**Exercise**
Scan the data beneath this task and copy each line that includes "hành".

[Saved data entries]
▼▼▼
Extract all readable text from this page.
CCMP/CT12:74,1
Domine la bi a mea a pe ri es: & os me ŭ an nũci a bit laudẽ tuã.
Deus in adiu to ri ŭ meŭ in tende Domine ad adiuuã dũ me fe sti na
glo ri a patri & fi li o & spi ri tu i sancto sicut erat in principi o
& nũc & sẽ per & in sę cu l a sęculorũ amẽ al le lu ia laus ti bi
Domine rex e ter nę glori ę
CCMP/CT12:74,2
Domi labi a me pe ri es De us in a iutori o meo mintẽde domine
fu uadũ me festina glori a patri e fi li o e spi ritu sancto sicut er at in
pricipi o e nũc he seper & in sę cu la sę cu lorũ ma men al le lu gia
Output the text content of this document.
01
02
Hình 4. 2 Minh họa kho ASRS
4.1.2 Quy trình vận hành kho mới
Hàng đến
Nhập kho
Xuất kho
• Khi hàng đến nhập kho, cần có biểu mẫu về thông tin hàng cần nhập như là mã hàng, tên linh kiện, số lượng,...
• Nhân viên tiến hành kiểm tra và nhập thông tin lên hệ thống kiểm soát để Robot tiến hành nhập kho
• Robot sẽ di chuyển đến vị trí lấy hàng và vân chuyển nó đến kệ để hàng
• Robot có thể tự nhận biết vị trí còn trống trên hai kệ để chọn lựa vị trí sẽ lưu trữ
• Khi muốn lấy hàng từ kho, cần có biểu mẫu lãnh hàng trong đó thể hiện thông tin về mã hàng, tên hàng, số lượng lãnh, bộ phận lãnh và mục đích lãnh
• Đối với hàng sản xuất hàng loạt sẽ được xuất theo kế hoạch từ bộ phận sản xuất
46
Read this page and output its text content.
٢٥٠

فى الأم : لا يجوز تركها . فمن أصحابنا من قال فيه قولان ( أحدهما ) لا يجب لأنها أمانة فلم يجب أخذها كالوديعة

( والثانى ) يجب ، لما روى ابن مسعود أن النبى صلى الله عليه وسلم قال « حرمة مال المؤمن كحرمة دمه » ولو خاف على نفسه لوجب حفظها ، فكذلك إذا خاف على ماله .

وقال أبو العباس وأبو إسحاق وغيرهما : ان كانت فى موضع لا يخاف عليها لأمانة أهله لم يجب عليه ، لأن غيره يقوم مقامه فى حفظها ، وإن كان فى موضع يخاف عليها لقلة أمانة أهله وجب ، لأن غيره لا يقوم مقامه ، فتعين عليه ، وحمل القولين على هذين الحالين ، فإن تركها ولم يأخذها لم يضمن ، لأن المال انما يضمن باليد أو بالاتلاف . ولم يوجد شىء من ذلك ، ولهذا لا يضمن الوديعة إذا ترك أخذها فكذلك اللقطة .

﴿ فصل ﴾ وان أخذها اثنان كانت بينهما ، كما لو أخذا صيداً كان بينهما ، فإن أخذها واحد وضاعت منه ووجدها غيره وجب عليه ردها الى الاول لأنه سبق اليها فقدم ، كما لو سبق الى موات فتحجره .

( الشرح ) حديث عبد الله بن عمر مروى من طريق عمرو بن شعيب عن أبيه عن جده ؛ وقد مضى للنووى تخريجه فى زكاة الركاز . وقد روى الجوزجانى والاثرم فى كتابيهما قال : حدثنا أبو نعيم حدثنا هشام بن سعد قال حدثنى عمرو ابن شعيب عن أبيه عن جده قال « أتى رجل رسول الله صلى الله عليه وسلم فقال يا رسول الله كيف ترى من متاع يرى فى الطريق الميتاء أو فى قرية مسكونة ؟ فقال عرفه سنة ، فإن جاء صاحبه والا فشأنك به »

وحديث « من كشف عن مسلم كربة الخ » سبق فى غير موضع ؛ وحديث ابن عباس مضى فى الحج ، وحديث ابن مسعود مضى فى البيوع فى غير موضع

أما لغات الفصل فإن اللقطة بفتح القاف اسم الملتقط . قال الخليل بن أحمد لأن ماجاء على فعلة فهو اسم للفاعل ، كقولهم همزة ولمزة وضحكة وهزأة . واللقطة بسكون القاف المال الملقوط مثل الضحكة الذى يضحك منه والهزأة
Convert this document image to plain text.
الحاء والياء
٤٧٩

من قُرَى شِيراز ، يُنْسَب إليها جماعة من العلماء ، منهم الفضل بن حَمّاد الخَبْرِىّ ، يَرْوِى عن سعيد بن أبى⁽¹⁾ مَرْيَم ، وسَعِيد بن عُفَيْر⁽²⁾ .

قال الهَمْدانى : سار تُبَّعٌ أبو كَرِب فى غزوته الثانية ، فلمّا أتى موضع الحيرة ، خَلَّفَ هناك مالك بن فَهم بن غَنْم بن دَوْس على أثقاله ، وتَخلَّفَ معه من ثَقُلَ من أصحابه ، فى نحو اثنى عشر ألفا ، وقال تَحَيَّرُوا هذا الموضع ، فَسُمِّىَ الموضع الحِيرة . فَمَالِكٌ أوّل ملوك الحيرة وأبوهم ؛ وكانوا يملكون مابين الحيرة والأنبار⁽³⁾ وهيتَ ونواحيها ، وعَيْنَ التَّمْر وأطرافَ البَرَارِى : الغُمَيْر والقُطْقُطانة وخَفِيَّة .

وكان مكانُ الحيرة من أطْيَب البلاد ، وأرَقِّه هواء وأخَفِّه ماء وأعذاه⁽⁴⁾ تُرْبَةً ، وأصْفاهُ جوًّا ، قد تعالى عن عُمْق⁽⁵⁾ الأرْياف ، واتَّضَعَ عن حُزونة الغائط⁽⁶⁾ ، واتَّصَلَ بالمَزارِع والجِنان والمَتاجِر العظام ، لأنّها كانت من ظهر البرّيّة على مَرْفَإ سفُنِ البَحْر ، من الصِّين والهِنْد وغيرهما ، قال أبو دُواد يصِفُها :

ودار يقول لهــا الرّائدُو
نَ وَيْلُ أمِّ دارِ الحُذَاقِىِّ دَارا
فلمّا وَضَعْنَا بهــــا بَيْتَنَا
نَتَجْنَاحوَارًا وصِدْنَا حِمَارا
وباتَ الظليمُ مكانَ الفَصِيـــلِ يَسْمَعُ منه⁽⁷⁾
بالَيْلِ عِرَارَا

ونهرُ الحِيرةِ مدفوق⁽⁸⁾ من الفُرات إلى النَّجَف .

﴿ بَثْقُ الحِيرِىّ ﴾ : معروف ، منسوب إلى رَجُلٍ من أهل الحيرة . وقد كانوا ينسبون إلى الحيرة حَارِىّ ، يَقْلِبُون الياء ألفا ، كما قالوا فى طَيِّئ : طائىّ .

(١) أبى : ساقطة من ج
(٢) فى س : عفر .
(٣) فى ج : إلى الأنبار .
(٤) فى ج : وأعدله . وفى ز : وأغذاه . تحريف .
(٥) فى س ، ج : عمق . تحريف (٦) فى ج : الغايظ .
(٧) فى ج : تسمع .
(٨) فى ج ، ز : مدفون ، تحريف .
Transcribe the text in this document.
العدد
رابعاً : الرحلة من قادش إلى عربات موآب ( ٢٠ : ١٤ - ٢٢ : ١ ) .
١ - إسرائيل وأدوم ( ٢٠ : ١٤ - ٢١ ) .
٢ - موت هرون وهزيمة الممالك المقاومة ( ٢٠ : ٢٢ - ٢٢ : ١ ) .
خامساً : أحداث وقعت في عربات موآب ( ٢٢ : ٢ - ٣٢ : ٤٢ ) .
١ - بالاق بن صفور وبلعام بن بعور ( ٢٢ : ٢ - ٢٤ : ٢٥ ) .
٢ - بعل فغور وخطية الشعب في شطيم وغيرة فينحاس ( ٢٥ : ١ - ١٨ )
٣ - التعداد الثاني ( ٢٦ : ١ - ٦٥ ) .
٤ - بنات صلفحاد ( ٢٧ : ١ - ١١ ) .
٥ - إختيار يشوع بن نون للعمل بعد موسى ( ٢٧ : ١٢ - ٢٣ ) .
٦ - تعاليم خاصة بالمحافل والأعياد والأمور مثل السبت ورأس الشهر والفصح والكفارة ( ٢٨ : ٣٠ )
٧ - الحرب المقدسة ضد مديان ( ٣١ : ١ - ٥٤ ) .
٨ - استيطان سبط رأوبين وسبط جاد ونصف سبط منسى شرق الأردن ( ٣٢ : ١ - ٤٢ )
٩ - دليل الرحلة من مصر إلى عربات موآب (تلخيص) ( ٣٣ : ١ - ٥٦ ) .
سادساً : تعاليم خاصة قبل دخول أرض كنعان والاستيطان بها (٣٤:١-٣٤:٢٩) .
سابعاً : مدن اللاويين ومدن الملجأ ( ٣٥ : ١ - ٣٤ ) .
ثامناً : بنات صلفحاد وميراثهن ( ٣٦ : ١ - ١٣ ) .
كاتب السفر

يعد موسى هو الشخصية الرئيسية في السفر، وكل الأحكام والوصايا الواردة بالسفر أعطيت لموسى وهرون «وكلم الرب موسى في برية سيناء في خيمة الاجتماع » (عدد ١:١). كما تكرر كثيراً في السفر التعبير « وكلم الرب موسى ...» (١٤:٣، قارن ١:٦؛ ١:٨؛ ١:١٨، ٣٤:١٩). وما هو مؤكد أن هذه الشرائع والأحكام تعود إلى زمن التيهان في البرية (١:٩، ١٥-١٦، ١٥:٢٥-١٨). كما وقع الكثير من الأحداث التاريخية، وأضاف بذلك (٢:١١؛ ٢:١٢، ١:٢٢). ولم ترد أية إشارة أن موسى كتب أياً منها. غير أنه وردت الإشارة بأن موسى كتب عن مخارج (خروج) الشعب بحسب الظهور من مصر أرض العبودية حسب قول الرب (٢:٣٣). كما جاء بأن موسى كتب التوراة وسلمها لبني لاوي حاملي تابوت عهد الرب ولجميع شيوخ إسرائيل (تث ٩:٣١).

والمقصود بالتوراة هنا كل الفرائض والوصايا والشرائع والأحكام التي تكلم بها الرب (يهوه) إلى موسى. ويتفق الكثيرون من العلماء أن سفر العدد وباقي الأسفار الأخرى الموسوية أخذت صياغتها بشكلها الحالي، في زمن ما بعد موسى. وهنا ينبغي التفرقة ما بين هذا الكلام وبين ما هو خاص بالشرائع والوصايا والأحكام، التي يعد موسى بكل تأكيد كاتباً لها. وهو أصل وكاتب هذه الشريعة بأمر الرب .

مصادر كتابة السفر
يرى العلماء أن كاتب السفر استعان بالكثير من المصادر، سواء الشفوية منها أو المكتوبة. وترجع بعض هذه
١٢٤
▲▲▲
**Response**
4.1.2 Quy trình vận hành kho mới
• Nhân viên tiến hành kiểm tra và nhập thông tin lên hệ thống kiểm soát để Robot tiến hành nhập kho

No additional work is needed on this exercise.